── Text segment ──

For the current study, we used the sample of 150 participants. Specifically, the respondents were asked whether they were born in the United States or their parents were U.S. citizens. Two hundred twenty five people responded negatively to this question, and, thus, were categorized as immigrants. 1 We, then, eliminated those respondents that had missing data on the variables of interest. This strategy resulted in the usable data of 150 people. The subsample consisted of 51% of men with the mean age of 39 years (SD = 11.56). Among these foreign-born workers, 57% were naturalized citizens, 58% indicated that English was their main language, and 75% reported they were fluent in English. The respondents varied in their racioethnicity: 35% White, 28% Other, including mixed, 24% Asian, 12% Black, and 1% Native North American. In addition, 33% self-identified as Hispanic/Latino. Their length of residence in the United States was approximately 20 years (SD = 11.83). The respondents were reasonably well educated with 43% having 4-year college degree or higher, followed by those having high school diploma (29), and 28% of them finished some postsecondary degree. They held a variety of jobs: 22% employed as professionals, 21% administrative support, 18% employed in production/operation/repair, 12% managers, 11% service, 10% sales, and 6% technical.
Measures
The Families and Work Institute developed the measures for the NSCW (1997) data set (Bond et al., 1998). These measures are very similar to the existing and validated in the literature measures.
Supervisor support
We measured supervisor support with 9 items, each assessing the degree to which a supervisor values his or her subordinates’ contributions and cares about their subordinates’ well-being. The items are as follows: “My supervisor keeps me informed of things I need to do job well,” “My supervisor has realistic expectations of my job performance,” “My supervisor recognizes when I do a good job,” “My supervisor is supportive when I have a work problem,” “My supervisor is fair when responding to employee personal/family needs,” “My supervisor accommodates me when I have family/personal business,” “My supervisor is understanding when I talk about personal/family issues,” “I feel comfortable bringing up personal/family issues with my supervisor,” and “My supervisor cares about effects of work on personal/family life.” The respondents indicated their opinion using a 4-point scale ranging from 1 (strongly disagree) to 4 (strongly agree). The higher values indicated higher supervisor support. The internal consistency coefficient based on the full sample, including nonimmigrants (N = 3552), was comparable (α = .89) to the one reported based on the subsample of immigrants (α = .88).

───
── Supplied data ──

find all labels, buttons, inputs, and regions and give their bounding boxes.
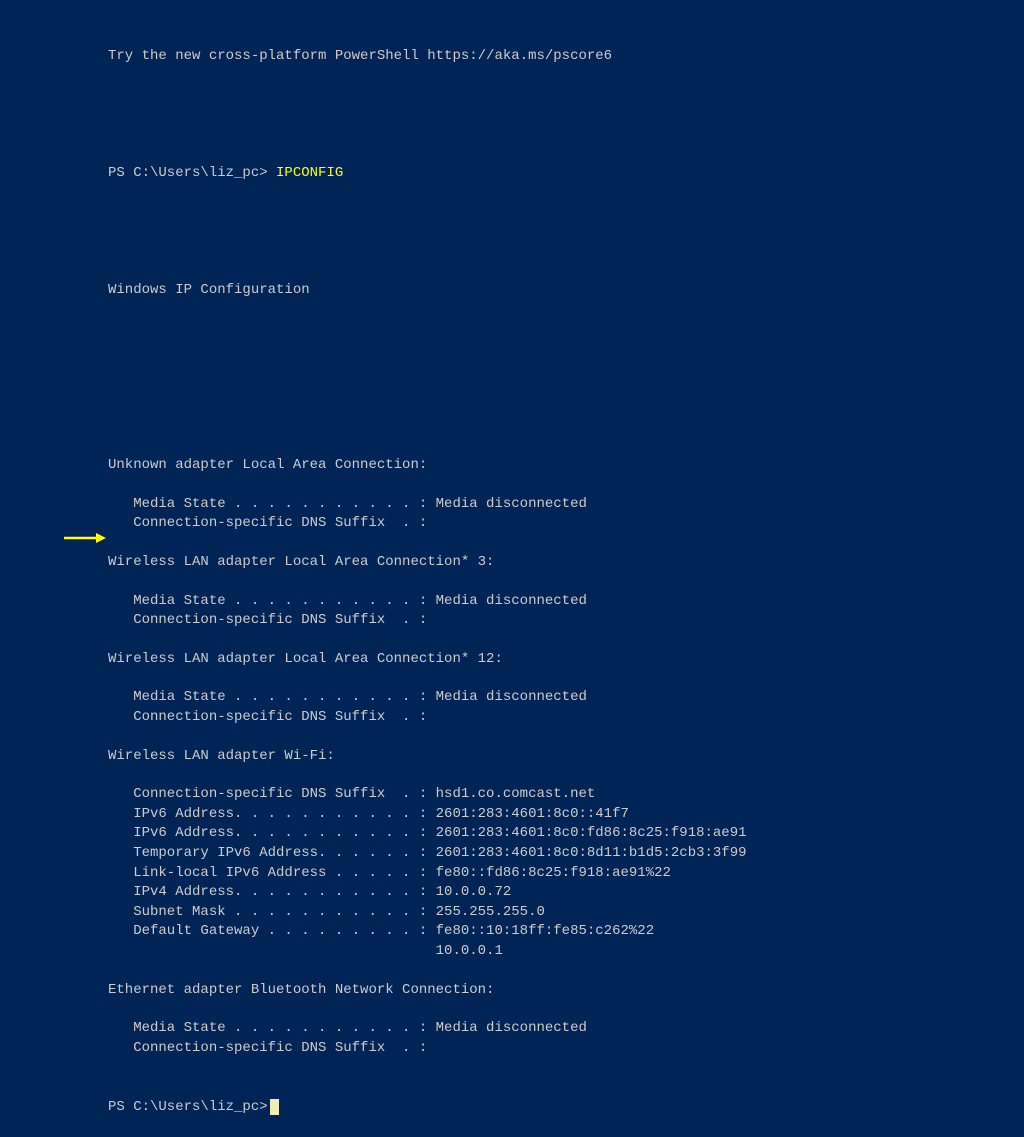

───

### Work to complete
Resume the study passage on immigrant workers and supervisor support, writing on from its final sentence.

### The reply
Furthermore, Behson (2005) used the same NSCW (1997) data set, where he examined supervisor support (α = .89) and stress. Notably, he obtained a similar correlation between these two variables (r = −.23, p < .05) as we did (r = −.27, p < .001). In addition, the items comprising this scale are similar to those of a widely used scale of perceived supervisor support (sample item: “Help is available from my supervisor when I have a problem;” Eisenberger, Cummings, Armeli, & Lynch, 1997). Prior research provides validity evidence for the PSS. For example, Ng and Sorensen (2008) reported a correlation of .52 between PSS and job satisfaction. In our sample, we obtained a similar correlation between supervisor support and job satisfaction (r = .54, p < .001). In addition, supervisor support was not significantly related to tenure or gender (Ng & Sorensen, 2008). Similarly, in our research, there were nonsignificant relationships between supervisor support and tenure (r = −.01, p = .922) or supervisor support and gender (r = −.10, p = .242) in immigrant-based subsample. Likewise, in full sample, supervisor support was not significantly related to either tenure (r = −.02, p = .340) or gender (r = .02, p = .267). Together, this evidence provides further support for the convergent and discriminant validity of our measure of supervisor support.
Overall stress
We measured overall stress with 2 items capturing how often people have experienced psychological distress. The items include “Frequency of being bothered by minor health problems” and “Frequency of feeling nervous/stressed during the past three months.” The higher values indicated higher level of experienced stress. The respondents indicated their opinion using a 5-point scale ranging from 1 (never) to 5 (very often). The internal consistency coefficient based on the full sample, including nonimmigrants (N = 3552), was relatively comparable (α = .67) to the one reported based on the subsample of immigrants (α = .76).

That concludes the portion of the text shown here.